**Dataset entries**

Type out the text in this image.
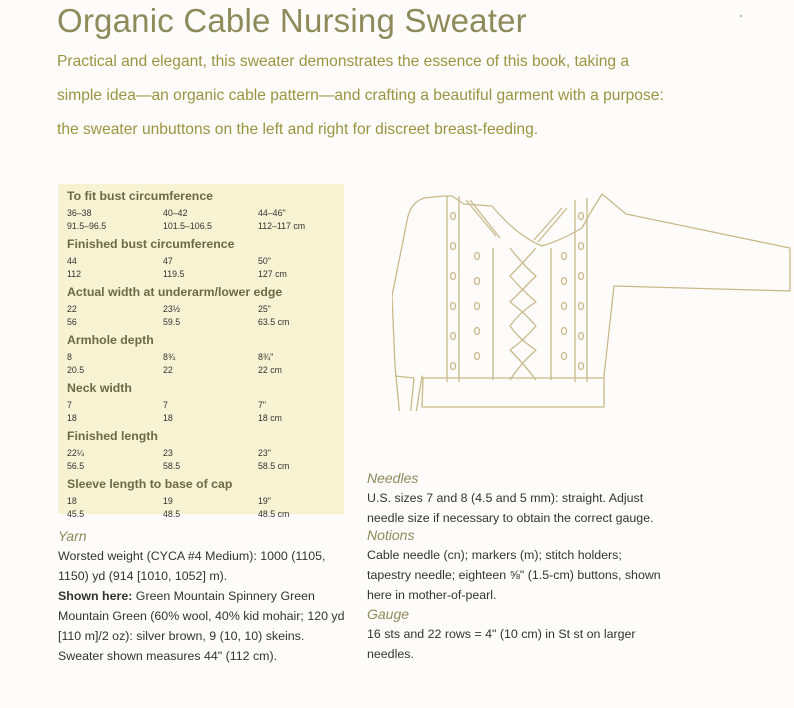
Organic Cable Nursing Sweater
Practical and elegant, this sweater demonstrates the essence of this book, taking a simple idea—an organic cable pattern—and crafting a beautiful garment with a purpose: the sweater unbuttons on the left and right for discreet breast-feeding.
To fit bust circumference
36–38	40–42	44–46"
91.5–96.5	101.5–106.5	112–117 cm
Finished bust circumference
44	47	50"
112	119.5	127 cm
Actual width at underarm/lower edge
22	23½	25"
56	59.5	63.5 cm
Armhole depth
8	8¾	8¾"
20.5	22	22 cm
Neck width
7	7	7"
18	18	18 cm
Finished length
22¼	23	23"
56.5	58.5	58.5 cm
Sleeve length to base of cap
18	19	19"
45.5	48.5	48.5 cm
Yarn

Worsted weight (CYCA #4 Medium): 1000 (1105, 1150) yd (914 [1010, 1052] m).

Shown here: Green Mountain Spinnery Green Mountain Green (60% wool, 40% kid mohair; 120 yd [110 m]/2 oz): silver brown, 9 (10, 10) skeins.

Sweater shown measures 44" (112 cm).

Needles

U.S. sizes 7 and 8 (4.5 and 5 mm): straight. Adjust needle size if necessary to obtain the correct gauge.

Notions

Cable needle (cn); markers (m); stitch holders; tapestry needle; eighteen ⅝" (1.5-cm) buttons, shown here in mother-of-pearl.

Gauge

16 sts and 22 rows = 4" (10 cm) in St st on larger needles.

**Task prompt**
Repeat the entries exactly. Pictures are excluded from the copy.

**Response to this exercise**
Type out the text in this image.
Organic Cable Nursing Sweater
Practical and elegant, this sweater demonstrates the essence of this book, taking a simple idea—an organic cable pattern—and crafting a beautiful garment with a purpose: the sweater unbuttons on the left and right for discreet breast-feeding.
To fit bust circumference
36–38	40–42	44–46"
91.5–96.5	101.5–106.5	112–117 cm
Finished bust circumference
44	47	50"
112	119.5	127 cm
Actual width at underarm/lower edge
22	23½	25"
56	59.5	63.5 cm
Armhole depth
8	8¾	8¾"
20.5	22	22 cm
Neck width
7	7	7"
18	18	18 cm
Finished length
22¼	23	23"
56.5	58.5	58.5 cm
Sleeve length to base of cap
18	19	19"
45.5	48.5	48.5 cm
Yarn

Worsted weight (CYCA #4 Medium): 1000 (1105, 1150) yd (914 [1010, 1052] m).

Shown here: Green Mountain Spinnery Green Mountain Green (60% wool, 40% kid mohair; 120 yd [110 m]/2 oz): silver brown, 9 (10, 10) skeins.

Sweater shown measures 44" (112 cm).

Needles

U.S. sizes 7 and 8 (4.5 and 5 mm): straight. Adjust needle size if necessary to obtain the correct gauge.

Notions

Cable needle (cn); markers (m); stitch holders; tapestry needle; eighteen ⅝" (1.5-cm) buttons, shown here in mother-of-pearl.

Gauge

16 sts and 22 rows = 4" (10 cm) in St st on larger needles.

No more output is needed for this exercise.